**Yönergeler**
1. Yargıtay kararındaki şu cümleyi İngilizceye çevirin: "Suça sürüklenen çocuk hakkında kurulan hükmün; karar tarihi itibarıyla 6723 sayılı Kanun'un 33 üncü maddesiyle değişik 5320 sayılı Kanun'un 8 inci maddesi gereği yürürlükte bulunan 1412 sayılı Ceza Muhakemeleri Usulü Kanunu'nun (1412 sayılı Kanun) 305 inci maddesi gereği temyiz edilebilir olduğu, karar tarihinde yürürlükte bulunan 5271 sayılı Kanun'un 260 ıncı maddesinin birinci fıkrası gereği temyiz edenlerin hükmü temyize hak ve yetkilerinin bulunduğu, 1412 sayılı Kanun'un 310 uncu maddesi gereği temyiz isteklerinin süresinde olduğu, aynı Kanun'un 317 nci maddesi gereği temyiz isteklerinin reddini gerektirir bir durumun bulunmadığı yapılan ön inceleme neticesinde tespit edilmiştir."
2. Yargıtay kararının "Suça sürüklenen çocuk" sözleriyle açılıp "neticesinde tespit edilmiştir." sözleriyle kapanan bölümünü aynen alıntılayın.

##### Okuma Metni

Yargıtay Kararı 9. Ceza Dairesi 2021/4378 E. 2023/1185 K. 07.03.2023 T.

YARGITAY KARARI
DAİRE : 9. Ceza Dairesi
ESAS NO : 2021/4378
KARAR NO : 2023/1185
KARAR TARİHİ : 07.03.2023

MAHKEMESİ :Ağır Ceza Mahkemesi
SUÇ : Çocuğun nitelikli istismarı
HÜKÜM : Mahkûmiyet

Suça sürüklenen çocuk hakkında kurulan hükmün; karar tarihi itibarıyla 6723 sayılı Kanun’un 33 üncü maddesiyle değişik 5320 sayılı Kanun’un 8 inci maddesi gereği yürürlükte bulunan 1412 sayılı Ceza Muhakemeleri Usulü Kanunu’nun (1412 sayılı Kanun) 305 inci maddesi gereği temyiz edilebilir olduğu, karar tarihinde yürürlükte bulunan 5271 sayılı Kanun’un 260 ıncı maddesinin birinci fıkrası gereği temyiz edenlerin hükmü temyize hak ve yetkilerinin bulunduğu, 1412 sayılı Kanun’un 310 uncu maddesi gereği temyiz isteklerinin süresinde olduğu, aynı Kanun’un 317 nci maddesi gereği temyiz isteklerinin reddini gerektirir bir durumun bulunmadığı yapılan ön inceleme neticesinde tespit edilmiştir.

##########
##### Sağlanan Veriler

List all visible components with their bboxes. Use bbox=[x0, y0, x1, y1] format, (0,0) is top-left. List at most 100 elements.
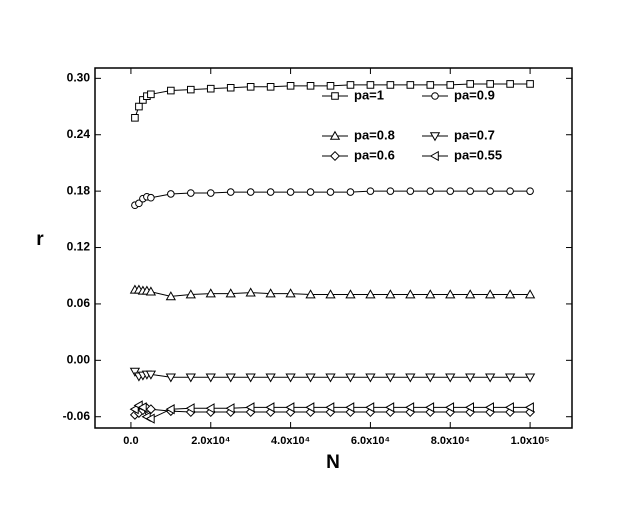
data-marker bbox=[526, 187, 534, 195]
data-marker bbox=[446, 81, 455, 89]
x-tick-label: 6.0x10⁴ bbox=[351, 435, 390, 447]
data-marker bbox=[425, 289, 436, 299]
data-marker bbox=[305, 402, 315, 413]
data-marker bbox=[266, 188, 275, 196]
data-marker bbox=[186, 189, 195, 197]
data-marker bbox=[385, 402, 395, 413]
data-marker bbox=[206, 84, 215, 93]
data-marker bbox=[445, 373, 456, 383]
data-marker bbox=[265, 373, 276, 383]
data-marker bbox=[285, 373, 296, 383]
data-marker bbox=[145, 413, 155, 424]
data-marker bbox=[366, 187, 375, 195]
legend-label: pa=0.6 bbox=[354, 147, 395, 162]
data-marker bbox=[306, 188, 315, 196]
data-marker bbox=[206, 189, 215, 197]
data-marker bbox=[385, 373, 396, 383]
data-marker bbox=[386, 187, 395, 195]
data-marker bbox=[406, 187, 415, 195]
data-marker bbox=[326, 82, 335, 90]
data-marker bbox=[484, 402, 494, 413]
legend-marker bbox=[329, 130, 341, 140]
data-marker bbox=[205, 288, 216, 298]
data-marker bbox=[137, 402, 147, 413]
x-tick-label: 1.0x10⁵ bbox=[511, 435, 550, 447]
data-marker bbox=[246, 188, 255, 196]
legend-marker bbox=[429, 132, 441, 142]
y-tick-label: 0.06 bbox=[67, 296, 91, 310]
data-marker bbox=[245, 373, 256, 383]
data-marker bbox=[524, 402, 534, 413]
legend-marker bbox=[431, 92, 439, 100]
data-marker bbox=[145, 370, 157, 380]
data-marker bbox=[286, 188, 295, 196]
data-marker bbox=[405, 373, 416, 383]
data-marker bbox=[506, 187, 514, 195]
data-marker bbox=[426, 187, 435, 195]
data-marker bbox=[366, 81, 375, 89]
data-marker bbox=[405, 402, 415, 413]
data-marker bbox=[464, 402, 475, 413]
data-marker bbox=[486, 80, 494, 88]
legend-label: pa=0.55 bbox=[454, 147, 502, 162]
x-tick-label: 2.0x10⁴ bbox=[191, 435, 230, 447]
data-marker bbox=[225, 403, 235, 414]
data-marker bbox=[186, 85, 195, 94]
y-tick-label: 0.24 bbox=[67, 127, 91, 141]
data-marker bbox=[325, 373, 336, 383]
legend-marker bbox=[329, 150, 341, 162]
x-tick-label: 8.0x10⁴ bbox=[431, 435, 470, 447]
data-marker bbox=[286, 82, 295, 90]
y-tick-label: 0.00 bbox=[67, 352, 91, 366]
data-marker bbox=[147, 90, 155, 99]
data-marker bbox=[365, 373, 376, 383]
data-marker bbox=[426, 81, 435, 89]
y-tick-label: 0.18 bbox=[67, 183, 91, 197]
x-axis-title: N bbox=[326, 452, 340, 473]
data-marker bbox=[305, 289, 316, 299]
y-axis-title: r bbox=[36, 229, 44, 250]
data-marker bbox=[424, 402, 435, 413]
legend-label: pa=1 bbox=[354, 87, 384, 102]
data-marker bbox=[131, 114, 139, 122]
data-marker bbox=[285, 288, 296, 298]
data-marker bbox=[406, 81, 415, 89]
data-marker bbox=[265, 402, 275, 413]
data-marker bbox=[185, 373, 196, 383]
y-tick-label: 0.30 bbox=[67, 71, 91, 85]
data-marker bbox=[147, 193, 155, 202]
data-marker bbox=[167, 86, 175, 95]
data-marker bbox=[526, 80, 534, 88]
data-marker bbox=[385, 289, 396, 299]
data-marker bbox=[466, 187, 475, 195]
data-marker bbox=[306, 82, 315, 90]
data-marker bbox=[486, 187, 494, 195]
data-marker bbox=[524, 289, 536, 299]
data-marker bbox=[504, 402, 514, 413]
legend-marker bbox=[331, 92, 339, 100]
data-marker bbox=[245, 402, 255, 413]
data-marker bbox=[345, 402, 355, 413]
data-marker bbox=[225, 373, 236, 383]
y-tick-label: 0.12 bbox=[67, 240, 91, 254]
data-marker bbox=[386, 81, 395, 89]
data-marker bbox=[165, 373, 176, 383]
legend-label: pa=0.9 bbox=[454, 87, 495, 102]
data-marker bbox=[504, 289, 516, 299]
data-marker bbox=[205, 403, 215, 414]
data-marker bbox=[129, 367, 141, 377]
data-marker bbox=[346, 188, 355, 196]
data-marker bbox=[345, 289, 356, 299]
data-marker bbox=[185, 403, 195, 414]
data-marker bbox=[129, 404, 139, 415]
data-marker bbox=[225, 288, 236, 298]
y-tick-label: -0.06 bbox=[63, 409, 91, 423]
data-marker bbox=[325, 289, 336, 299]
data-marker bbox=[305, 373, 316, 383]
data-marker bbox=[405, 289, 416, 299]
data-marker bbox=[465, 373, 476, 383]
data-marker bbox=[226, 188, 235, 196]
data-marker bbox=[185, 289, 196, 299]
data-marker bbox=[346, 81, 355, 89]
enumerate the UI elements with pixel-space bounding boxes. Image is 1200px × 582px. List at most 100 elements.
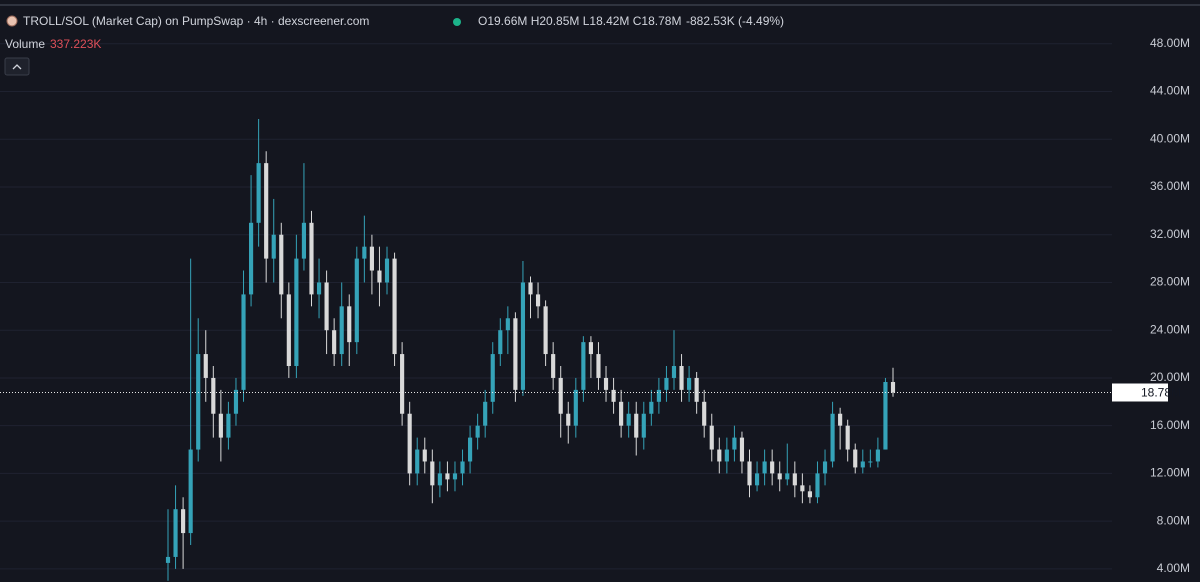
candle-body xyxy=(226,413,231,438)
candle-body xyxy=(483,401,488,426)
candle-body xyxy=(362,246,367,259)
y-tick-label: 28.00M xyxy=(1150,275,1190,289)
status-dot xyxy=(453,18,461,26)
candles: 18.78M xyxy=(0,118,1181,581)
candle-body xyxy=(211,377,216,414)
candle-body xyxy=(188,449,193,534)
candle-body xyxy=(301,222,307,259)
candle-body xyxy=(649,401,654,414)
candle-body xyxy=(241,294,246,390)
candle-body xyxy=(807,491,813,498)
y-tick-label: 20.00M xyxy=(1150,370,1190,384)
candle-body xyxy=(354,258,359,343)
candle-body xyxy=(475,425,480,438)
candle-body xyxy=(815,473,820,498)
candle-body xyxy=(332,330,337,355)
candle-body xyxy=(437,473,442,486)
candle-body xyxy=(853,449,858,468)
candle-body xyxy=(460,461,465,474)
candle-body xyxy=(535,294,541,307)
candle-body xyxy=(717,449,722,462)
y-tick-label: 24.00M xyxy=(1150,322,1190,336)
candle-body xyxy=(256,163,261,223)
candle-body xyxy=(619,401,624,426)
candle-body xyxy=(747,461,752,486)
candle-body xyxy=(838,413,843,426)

##########

**Alıştırma Çözümleri**
1. The preliminary examination found the following. First, the judgment rendered concerning the child pushed into crime is appealable under Article 305 of Code of Criminal Procedure No. 1412 (Law No. 1412). As of the decision date, that code is in force pursuant to Article 8 of Law No. 5320, as amended by Article 33 of Law No. 6723. Second, the appellants have the right and authority to appeal the judgment under the first paragraph of Article 260 of Law No. 5271, in force on the decision date. Third, the appeal requests were filed within the time limit under Article 310 of Law No. 1412. Finally, under Article 317 of the same Law, there is no circumstance requiring the appeal requests to be rejected.

2.
Suça sürüklenen çocuk hakkında kurulan hükmün; karar tarihi itibarıyla 6723 sayılı Kanun’un 33 üncü maddesiyle değişik 5320 sayılı Kanun’un 8 inci maddesi gereği yürürlükte bulunan 1412 sayılı Ceza Muhakemeleri Usulü Kanunu’nun (1412 sayılı Kanun) 305 inci maddesi gereği temyiz edilebilir olduğu, karar tarihinde yürürlükte bulunan 5271 sayılı Kanun’un 260 ıncı maddesinin birinci fıkrası gereği temyiz edenlerin hükmü temyize hak ve yetkilerinin bulunduğu, 1412 sayılı Kanun’un 310 uncu maddesi gereği temyiz isteklerinin süresinde olduğu, aynı Kanun’un 317 nci maddesi gereği temyiz isteklerinin reddini gerektirir bir durumun bulunmadığı yapılan ön inceleme neticesinde tespit edilmiştir.